RECORDS TO USE:
■ ■ ■

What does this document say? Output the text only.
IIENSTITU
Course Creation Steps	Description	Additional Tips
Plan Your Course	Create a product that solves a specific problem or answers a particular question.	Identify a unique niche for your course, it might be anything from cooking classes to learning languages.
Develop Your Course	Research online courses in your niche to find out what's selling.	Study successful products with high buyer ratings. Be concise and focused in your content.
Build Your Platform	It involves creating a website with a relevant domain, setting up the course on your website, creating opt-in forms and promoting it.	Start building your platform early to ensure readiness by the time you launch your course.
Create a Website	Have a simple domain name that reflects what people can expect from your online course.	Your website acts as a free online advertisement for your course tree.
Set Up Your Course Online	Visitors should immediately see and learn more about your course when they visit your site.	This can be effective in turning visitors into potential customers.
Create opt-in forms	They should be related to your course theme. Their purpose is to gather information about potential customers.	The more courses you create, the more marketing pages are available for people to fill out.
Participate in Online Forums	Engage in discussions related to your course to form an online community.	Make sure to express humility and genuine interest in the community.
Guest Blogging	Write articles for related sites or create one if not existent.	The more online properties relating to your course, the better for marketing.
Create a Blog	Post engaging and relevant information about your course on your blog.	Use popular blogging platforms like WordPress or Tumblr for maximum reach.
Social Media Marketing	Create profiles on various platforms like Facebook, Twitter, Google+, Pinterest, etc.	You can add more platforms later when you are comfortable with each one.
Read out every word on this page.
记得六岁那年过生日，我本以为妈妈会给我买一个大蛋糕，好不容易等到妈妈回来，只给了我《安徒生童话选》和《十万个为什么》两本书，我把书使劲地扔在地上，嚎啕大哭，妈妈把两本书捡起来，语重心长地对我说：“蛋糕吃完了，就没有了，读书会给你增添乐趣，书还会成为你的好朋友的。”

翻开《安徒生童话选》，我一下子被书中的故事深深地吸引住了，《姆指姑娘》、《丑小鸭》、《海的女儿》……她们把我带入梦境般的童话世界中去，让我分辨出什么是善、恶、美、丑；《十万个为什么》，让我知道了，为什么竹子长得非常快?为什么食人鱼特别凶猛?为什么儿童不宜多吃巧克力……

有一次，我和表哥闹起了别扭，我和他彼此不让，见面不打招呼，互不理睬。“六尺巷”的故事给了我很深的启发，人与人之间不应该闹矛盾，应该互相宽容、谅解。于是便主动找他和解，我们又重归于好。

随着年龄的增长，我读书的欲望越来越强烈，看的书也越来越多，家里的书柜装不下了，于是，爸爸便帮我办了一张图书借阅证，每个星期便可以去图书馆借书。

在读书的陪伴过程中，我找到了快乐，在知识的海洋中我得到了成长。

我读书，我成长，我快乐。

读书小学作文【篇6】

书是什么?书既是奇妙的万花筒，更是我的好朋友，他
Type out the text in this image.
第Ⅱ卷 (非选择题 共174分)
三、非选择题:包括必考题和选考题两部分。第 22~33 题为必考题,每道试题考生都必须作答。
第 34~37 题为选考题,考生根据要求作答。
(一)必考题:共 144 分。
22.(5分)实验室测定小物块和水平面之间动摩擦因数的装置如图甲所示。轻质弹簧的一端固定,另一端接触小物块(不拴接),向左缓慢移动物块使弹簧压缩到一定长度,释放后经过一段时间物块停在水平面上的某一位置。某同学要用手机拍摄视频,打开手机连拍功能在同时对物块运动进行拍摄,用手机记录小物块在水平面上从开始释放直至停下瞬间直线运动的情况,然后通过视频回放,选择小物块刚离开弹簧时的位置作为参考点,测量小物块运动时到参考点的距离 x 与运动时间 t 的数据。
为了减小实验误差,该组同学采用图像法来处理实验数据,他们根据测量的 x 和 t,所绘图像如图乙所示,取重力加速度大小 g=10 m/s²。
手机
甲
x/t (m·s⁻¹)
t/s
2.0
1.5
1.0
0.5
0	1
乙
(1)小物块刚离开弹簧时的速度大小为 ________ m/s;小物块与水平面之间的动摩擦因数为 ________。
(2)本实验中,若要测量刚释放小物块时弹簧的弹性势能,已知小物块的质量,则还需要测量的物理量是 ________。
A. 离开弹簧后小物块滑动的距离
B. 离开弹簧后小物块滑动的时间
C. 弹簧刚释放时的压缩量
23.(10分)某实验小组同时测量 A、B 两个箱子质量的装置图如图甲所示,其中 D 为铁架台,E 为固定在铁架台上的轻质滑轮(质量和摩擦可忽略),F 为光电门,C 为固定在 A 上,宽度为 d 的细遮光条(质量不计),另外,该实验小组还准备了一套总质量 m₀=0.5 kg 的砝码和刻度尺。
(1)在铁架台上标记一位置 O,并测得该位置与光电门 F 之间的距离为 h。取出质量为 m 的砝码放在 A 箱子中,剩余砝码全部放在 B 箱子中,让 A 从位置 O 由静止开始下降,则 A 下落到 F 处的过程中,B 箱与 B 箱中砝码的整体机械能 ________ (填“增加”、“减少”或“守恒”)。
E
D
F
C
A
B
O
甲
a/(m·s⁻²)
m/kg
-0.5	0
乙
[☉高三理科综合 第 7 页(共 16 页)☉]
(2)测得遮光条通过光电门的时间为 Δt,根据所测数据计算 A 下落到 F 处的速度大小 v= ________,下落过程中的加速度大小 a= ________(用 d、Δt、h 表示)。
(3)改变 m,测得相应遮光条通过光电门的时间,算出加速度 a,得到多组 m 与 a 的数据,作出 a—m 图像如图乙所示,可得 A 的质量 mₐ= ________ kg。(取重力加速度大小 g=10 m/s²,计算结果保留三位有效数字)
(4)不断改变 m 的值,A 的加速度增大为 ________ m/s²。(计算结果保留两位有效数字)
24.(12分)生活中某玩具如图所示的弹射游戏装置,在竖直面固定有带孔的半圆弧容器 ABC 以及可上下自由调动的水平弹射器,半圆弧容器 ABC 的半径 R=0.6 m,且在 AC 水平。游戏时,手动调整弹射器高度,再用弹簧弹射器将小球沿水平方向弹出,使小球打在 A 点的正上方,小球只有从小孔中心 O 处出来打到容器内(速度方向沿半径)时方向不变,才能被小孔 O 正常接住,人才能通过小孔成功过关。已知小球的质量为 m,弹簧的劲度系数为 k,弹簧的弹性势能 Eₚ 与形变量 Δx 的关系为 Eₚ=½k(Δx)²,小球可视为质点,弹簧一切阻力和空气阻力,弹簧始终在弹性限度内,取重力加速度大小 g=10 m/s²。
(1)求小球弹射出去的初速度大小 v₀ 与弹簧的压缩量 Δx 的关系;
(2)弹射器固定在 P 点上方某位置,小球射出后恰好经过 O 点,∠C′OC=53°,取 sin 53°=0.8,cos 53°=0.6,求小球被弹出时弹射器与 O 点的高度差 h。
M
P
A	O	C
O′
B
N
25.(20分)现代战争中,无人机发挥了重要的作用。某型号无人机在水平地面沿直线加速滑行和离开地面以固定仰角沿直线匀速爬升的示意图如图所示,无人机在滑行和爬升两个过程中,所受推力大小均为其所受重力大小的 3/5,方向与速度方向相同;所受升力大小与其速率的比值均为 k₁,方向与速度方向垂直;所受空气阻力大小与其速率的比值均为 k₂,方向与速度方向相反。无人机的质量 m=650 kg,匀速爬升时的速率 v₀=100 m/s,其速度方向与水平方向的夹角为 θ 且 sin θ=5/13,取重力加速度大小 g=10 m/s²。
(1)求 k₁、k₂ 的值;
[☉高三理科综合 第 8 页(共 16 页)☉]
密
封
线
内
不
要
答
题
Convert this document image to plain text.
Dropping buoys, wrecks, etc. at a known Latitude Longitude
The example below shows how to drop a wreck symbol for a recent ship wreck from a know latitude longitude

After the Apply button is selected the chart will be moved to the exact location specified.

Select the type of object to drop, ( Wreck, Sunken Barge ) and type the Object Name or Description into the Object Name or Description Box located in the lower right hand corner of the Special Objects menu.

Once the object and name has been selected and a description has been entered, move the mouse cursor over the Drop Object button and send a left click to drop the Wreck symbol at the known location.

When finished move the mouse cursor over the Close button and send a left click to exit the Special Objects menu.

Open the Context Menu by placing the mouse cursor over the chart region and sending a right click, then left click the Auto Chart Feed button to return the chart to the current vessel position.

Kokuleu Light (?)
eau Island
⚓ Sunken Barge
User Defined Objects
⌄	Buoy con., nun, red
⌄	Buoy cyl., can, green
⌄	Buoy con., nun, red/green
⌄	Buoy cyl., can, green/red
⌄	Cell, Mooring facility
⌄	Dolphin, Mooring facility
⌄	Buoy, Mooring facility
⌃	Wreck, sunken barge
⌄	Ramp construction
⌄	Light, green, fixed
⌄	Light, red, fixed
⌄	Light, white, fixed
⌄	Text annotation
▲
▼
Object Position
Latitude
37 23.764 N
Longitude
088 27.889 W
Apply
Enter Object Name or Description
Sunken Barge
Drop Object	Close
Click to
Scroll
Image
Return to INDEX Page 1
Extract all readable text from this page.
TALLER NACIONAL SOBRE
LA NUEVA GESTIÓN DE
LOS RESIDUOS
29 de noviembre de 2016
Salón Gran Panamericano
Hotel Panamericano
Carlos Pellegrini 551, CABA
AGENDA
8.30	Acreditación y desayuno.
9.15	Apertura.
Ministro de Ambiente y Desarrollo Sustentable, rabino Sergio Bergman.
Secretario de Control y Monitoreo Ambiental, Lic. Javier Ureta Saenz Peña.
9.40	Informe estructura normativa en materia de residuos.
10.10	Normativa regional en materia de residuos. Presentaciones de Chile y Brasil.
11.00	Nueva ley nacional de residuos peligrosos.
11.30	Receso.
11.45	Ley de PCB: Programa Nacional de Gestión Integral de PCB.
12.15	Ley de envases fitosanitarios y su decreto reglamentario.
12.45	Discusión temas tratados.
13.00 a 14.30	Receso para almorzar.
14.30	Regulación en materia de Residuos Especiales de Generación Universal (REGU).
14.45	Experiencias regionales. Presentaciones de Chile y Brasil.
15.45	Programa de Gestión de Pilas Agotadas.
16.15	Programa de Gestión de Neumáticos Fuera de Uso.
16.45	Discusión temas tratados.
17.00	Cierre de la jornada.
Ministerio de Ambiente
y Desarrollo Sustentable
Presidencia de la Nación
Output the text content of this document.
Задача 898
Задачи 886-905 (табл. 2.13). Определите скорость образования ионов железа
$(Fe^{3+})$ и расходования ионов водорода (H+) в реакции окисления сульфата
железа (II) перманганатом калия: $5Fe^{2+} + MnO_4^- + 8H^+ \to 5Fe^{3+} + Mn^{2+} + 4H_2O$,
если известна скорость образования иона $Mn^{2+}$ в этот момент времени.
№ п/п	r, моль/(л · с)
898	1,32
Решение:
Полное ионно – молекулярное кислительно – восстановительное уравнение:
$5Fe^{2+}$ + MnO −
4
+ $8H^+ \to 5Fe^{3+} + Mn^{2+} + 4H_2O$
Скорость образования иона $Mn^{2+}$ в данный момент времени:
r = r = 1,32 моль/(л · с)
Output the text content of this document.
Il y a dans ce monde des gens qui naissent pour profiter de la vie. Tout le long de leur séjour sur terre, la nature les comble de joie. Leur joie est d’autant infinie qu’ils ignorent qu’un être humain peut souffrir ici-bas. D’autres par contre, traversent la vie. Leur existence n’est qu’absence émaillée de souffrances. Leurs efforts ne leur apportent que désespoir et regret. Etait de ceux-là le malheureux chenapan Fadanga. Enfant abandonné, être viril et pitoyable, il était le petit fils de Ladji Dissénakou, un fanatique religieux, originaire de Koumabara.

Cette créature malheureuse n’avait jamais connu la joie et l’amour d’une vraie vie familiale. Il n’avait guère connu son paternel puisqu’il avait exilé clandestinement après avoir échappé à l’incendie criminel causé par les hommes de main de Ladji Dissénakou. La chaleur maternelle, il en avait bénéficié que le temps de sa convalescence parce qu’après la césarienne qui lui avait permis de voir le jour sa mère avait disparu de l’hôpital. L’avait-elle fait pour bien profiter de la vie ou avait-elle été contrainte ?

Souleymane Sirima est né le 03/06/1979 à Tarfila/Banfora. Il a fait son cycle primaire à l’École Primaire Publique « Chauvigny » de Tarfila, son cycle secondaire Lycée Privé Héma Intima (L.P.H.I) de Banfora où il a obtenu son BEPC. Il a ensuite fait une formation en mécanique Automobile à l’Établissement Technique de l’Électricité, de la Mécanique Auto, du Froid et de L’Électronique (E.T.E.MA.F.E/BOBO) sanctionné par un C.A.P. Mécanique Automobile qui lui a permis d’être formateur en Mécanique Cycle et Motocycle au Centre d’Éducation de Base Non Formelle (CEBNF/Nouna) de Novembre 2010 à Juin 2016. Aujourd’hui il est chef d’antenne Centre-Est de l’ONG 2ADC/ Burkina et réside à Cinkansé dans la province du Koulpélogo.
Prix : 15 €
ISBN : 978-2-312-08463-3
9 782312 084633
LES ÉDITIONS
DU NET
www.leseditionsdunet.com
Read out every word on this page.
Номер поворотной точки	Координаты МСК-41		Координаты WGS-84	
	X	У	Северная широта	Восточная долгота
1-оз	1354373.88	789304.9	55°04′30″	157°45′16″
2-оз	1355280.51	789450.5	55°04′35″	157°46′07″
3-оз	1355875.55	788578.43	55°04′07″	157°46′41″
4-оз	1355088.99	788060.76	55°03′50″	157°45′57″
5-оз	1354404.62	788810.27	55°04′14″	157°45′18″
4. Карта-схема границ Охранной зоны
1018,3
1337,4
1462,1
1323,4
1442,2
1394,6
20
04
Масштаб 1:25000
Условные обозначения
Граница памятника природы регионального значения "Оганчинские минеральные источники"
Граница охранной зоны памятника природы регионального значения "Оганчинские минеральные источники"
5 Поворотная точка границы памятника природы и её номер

■ ■ ■

Reproduce each line of the material containing the word "customers".

SOLUTION TO THIS EXERCISE:
Set Up Your Course Online	Visitors should immediately see and learn more about your course when they visit your site.	This can be effective in turning visitors into potential customers.
Create opt-in forms	They should be related to your course theme. Their purpose is to gather information about potential customers.	The more courses you create, the more marketing pages are available for people to fill out.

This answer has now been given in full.